::: 抜粋 :::
ぶらあぼブラス!vol.41 東海大学付属高輪台高校吹奏楽部
「赤い王者」が初めて挑んだマーチングバンドの聖地

取材・文・写真:オザワ部長(吹奏楽作家)

「高輪ファイトー!」「頑張れー!」
 そんな大歓声の中、さいたまスーパーアリーナの広大なフロアに、赤を基調とする衣装を身にまとった150人の部員たちが走り込んでいった。

 東海大学付属高輪台高校吹奏楽部。全日本吹奏楽コンクールや全日本マーチングコンテストなど吹奏楽連盟が主催する全国大会で何度も金賞に輝く東京の強豪バンドだ。

 着用する衣装の色から「赤い王者」とも称される高輪台だが、日本マーチングバンド協会が主催するこのマーチングバンド全国大会は、なんと今回が初出場。

 顧問の畠田貴生先生も部員たちにこう伝えていた。
「自分たちは王者じゃなくて、チャレンジャーだ」

 記念すべき挑戦者としての第一歩——2025年12月7日、名だたる全国の強豪マーチングバンドが集う「聖地」に、ついに高輪台は足を踏み入れたのだった。
::: 提供された資料 :::
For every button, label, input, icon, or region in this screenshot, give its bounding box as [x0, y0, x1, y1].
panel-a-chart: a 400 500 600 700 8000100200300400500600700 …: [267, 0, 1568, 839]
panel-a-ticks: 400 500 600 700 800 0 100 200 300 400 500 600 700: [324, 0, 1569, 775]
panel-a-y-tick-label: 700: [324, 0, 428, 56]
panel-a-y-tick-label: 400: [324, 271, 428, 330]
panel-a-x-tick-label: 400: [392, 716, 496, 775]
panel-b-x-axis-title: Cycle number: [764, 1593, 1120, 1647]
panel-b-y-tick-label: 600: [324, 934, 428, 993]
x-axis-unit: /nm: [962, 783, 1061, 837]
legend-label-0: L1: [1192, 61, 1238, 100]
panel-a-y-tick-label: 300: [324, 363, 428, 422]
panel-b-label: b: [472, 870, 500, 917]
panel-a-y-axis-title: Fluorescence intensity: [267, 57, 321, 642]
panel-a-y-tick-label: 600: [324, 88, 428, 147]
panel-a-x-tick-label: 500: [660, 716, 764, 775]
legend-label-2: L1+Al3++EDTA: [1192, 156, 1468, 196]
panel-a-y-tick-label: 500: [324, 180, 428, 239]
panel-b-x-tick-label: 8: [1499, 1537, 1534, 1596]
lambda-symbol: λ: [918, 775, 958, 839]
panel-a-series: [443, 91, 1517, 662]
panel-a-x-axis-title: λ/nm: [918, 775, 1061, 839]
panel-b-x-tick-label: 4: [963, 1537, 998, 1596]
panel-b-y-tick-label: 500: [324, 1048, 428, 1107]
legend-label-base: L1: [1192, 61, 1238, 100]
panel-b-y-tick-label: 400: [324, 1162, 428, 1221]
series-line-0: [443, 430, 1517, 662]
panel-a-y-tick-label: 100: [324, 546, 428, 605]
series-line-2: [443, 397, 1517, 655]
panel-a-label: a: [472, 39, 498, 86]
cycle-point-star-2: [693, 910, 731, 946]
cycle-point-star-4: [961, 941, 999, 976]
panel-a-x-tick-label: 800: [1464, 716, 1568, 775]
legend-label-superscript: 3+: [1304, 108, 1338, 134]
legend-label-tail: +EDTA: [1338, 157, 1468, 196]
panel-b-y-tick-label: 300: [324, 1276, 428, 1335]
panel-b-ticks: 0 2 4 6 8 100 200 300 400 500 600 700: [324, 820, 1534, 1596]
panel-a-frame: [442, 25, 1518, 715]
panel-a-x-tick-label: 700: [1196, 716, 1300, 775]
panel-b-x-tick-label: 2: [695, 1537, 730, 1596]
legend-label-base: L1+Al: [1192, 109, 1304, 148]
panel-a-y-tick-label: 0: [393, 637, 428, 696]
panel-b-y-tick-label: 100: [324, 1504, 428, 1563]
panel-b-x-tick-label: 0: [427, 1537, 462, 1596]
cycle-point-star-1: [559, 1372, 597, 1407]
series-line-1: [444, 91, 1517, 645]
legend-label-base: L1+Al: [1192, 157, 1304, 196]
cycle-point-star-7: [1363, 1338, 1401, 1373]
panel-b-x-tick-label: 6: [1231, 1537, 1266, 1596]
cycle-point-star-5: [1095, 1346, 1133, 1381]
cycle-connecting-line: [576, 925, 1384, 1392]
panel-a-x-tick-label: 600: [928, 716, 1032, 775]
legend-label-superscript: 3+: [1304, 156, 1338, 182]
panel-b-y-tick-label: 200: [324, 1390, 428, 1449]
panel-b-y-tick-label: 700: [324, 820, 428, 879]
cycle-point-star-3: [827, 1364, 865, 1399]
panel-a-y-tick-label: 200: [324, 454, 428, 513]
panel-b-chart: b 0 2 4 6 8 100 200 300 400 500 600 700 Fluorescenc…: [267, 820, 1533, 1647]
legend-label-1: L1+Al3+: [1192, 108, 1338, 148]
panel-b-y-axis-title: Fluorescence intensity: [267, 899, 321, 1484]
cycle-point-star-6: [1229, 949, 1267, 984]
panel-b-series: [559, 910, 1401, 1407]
:::
::: 提供された資料 :::
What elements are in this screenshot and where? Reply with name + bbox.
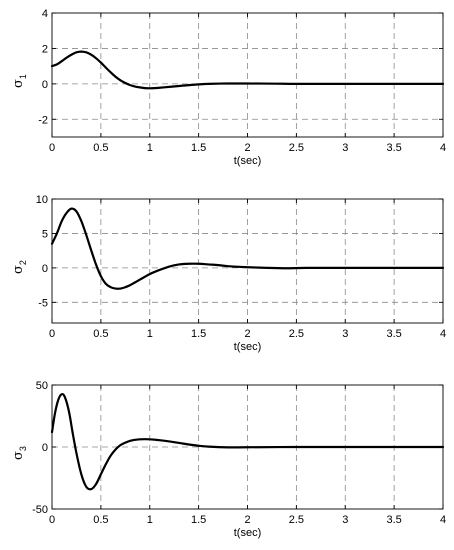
:::
● 課題の内容
抜粋を「そんな大歓声の中、さいたまス」のある箇所から書き始め、「顧問の畠田貴生先生も部員たちにこう伝えていた。」で終えて、その中の「広大な」を「広々とした」に置き換えてもらえますか?

● 最終結果
そんな大歓声の中、さいたまスーパーアリーナの広々としたフロアに、赤を基調とする衣装を身にまとった150人の部員たちが走り込んでいった。

 東海大学付属高輪台高校吹奏楽部。全日本吹奏楽コンクールや全日本マーチングコンテストなど吹奏楽連盟が主催する全国大会で何度も金賞に輝く東京の強豪バンドだ。

 着用する衣装の色から「赤い王者」とも称される高輪台だが、日本マーチングバンド協会が主催するこのマーチングバンド全国大会は、なんと今回が初出場。

 顧問の畠田貴生先生も部員たちにこう伝えていた。